Exercise description
Your task is to give the number of lines in the listing that include "content", and nothing else.

Input data
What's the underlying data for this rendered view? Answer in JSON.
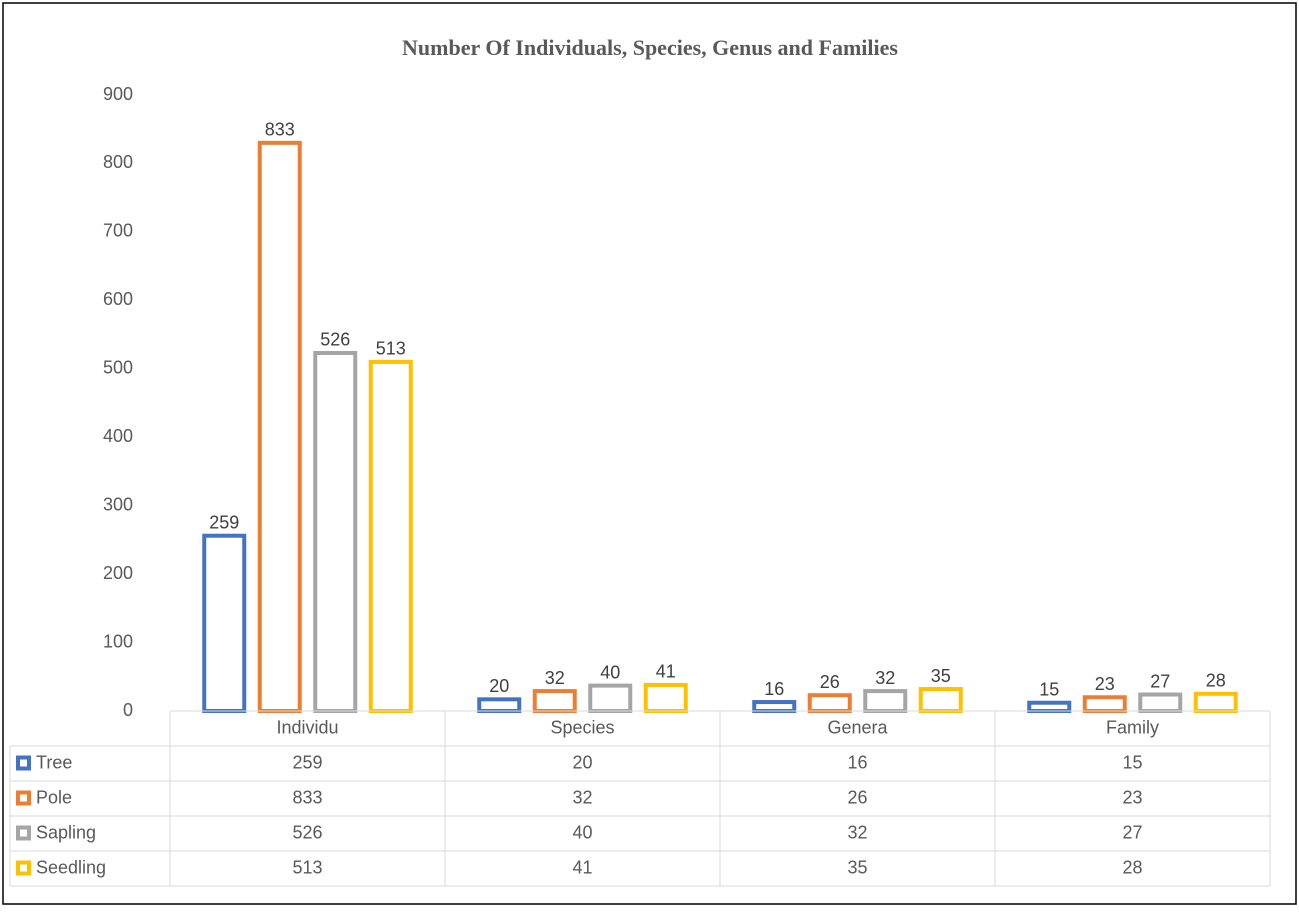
{
  "chart_data": {
    "type": "bar",
    "title": "Number Of Individuals, Species, Genus and Families",
    "categories": [
      "Individu",
      "Species",
      "Genera",
      "Family"
    ],
    "series": [
      {
        "name": "Tree",
        "color": "#4472c4",
        "values": [
          259,
          20,
          16,
          15
        ]
      },
      {
        "name": "Pole",
        "color": "#ed7d31",
        "values": [
          833,
          32,
          26,
          23
        ]
      },
      {
        "name": "Sapling",
        "color": "#a5a5a5",
        "values": [
          526,
          40,
          32,
          27
        ]
      },
      {
        "name": "Seedling",
        "color": "#ffc000",
        "values": [
          513,
          41,
          35,
          28
        ]
      }
    ],
    "ylim": [
      0,
      900
    ],
    "yticks": [
      0,
      100,
      200,
      300,
      400,
      500,
      600,
      700,
      800,
      900
    ],
    "grid": false,
    "legend": "data-table"
  }
}
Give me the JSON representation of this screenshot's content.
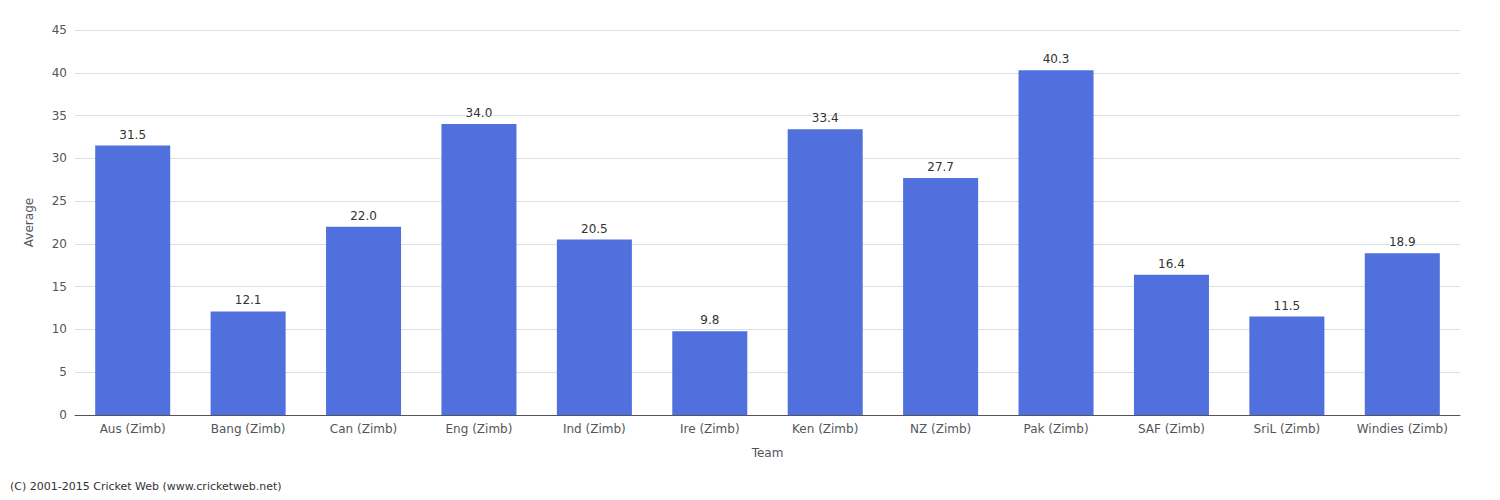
{
  "chart_data": {
    "type": "bar",
    "categories": [
      "Aus (Zimb)",
      "Bang (Zimb)",
      "Can (Zimb)",
      "Eng (Zimb)",
      "Ind (Zimb)",
      "Ire (Zimb)",
      "Ken (Zimb)",
      "NZ (Zimb)",
      "Pak (Zimb)",
      "SAF (Zimb)",
      "SriL (Zimb)",
      "Windies (Zimb)"
    ],
    "values": [
      31.5,
      12.1,
      22.0,
      34.0,
      20.5,
      9.8,
      33.4,
      27.7,
      40.3,
      16.4,
      11.5,
      18.9
    ],
    "value_labels": [
      "31.5",
      "12.1",
      "22.0",
      "34.0",
      "20.5",
      "9.8",
      "33.4",
      "27.7",
      "40.3",
      "16.4",
      "11.5",
      "18.9"
    ],
    "data_labels": true,
    "xlabel": "Team",
    "ylabel": "Average",
    "ylim": [
      0,
      45
    ],
    "yticks": [
      0,
      5,
      10,
      15,
      20,
      25,
      30,
      35,
      40,
      45
    ],
    "grid": true,
    "annotations": [
      "(C) 2001-2015 Cricket Web (www.cricketweb.net)"
    ]
  }
}
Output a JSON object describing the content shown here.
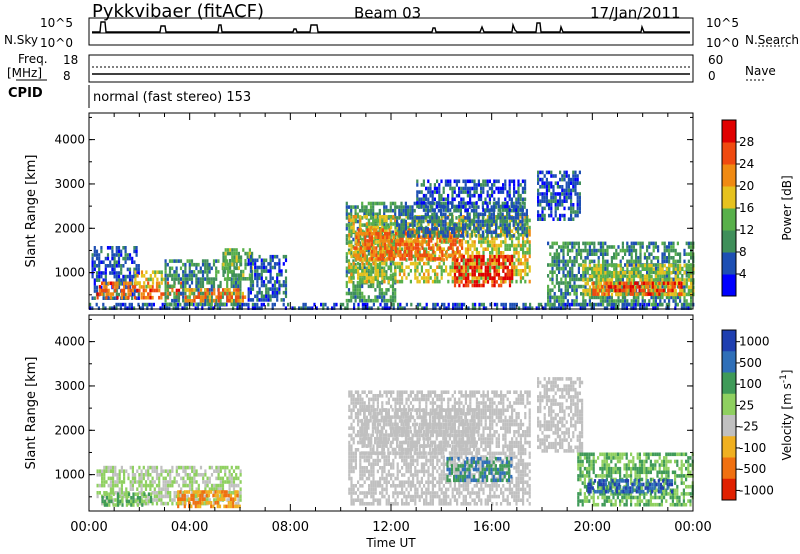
{
  "header": {
    "title": "Pykkvibaer (fitACF)",
    "beam": "Beam 03",
    "date": "17/Jan/2011"
  },
  "noise_panel": {
    "left_label": "N.Sky",
    "left_ticks": [
      "10^5",
      "10^0"
    ],
    "right_label": "N.Search",
    "right_ticks": [
      "10^5",
      "10^0"
    ]
  },
  "freq_panel": {
    "left_label_line1": "Freq.",
    "left_label_line2": "[MHz]",
    "left_ticks": [
      "18",
      "8"
    ],
    "right_label": "Nave",
    "right_ticks": [
      "60",
      "0"
    ]
  },
  "cpid_panel": {
    "label": "CPID",
    "value": "normal (fast stereo) 153"
  },
  "chart_data": [
    {
      "type": "heatmap",
      "title": "",
      "ylabel": "Slant Range [km]",
      "ylim": [
        180,
        4600
      ],
      "yticks": [
        "1000",
        "2000",
        "3000",
        "4000"
      ],
      "xlim": [
        0,
        24
      ],
      "colorbar": {
        "label": "Power [dB]",
        "ticks": [
          "4",
          "8",
          "12",
          "16",
          "20",
          "24",
          "28"
        ],
        "range": [
          0,
          32
        ],
        "colors": [
          "#0000ff",
          "#1d4fb3",
          "#3f8f5a",
          "#58b04a",
          "#e6c21e",
          "#f08a12",
          "#f04a10",
          "#e00000"
        ]
      },
      "regions": [
        {
          "t0": 0.0,
          "t1": 24.0,
          "r0": 190,
          "r1": 320,
          "value": 6
        },
        {
          "t0": 0.1,
          "t1": 2.0,
          "r0": 400,
          "r1": 1600,
          "value": 6
        },
        {
          "t0": 0.3,
          "t1": 3.7,
          "r0": 450,
          "r1": 800,
          "value": 25
        },
        {
          "t0": 1.8,
          "t1": 3.0,
          "r0": 650,
          "r1": 1050,
          "value": 17
        },
        {
          "t0": 3.0,
          "t1": 6.0,
          "r0": 300,
          "r1": 1300,
          "value": 10
        },
        {
          "t0": 3.8,
          "t1": 6.2,
          "r0": 350,
          "r1": 650,
          "value": 23
        },
        {
          "t0": 5.3,
          "t1": 6.5,
          "r0": 900,
          "r1": 1550,
          "value": 13
        },
        {
          "t0": 6.3,
          "t1": 7.8,
          "r0": 350,
          "r1": 1400,
          "value": 7
        },
        {
          "t0": 10.2,
          "t1": 12.2,
          "r0": 350,
          "r1": 2600,
          "value": 11
        },
        {
          "t0": 10.3,
          "t1": 17.5,
          "r0": 800,
          "r1": 2300,
          "value": 17
        },
        {
          "t0": 10.5,
          "t1": 14.8,
          "r0": 1300,
          "r1": 2000,
          "value": 24
        },
        {
          "t0": 12.2,
          "t1": 17.4,
          "r0": 1800,
          "r1": 2600,
          "value": 8
        },
        {
          "t0": 13.0,
          "t1": 17.3,
          "r0": 2400,
          "r1": 3100,
          "value": 6
        },
        {
          "t0": 14.5,
          "t1": 16.8,
          "r0": 700,
          "r1": 1400,
          "value": 29
        },
        {
          "t0": 18.2,
          "t1": 24.0,
          "r0": 300,
          "r1": 1700,
          "value": 10
        },
        {
          "t0": 19.6,
          "t1": 24.0,
          "r0": 500,
          "r1": 1200,
          "value": 16
        },
        {
          "t0": 20.0,
          "t1": 23.5,
          "r0": 480,
          "r1": 800,
          "value": 26
        },
        {
          "t0": 17.8,
          "t1": 19.5,
          "r0": 2200,
          "r1": 3300,
          "value": 6
        }
      ]
    },
    {
      "type": "heatmap",
      "title": "",
      "ylabel": "Slant Range [km]",
      "xlabel": "Time UT",
      "ylim": [
        180,
        4600
      ],
      "yticks": [
        "1000",
        "2000",
        "3000",
        "4000"
      ],
      "xticks": [
        "00:00",
        "04:00",
        "08:00",
        "12:00",
        "16:00",
        "20:00",
        "00:00"
      ],
      "xlim": [
        0,
        24
      ],
      "colorbar": {
        "label": "Velocity [m s^-1]",
        "ticks": [
          "1000",
          "500",
          "100",
          "25",
          "-25",
          "-100",
          "-500",
          "-1000"
        ],
        "colors": [
          "#1f3fb0",
          "#2f6fb8",
          "#3f9a58",
          "#8fd060",
          "#c0c0c0",
          "#f0b020",
          "#f07010",
          "#e02000"
        ]
      },
      "regions": [
        {
          "t0": 0.3,
          "t1": 6.0,
          "r0": 350,
          "r1": 1200,
          "value": 25
        },
        {
          "t0": 3.5,
          "t1": 6.0,
          "r0": 300,
          "r1": 650,
          "value": -100
        },
        {
          "t0": 0.5,
          "t1": 2.5,
          "r0": 350,
          "r1": 600,
          "value": 100
        },
        {
          "t0": 10.3,
          "t1": 17.5,
          "r0": 350,
          "r1": 2900,
          "value": 0
        },
        {
          "t0": 10.8,
          "t1": 15.5,
          "r0": 1500,
          "r1": 2500,
          "value": 0
        },
        {
          "t0": 14.2,
          "t1": 16.8,
          "r0": 850,
          "r1": 1400,
          "value": 500
        },
        {
          "t0": 17.8,
          "t1": 19.6,
          "r0": 1500,
          "r1": 3200,
          "value": 0
        },
        {
          "t0": 19.4,
          "t1": 24.0,
          "r0": 350,
          "r1": 1500,
          "value": 100
        },
        {
          "t0": 19.8,
          "t1": 23.2,
          "r0": 600,
          "r1": 900,
          "value": 1000
        }
      ]
    }
  ]
}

Right answer
2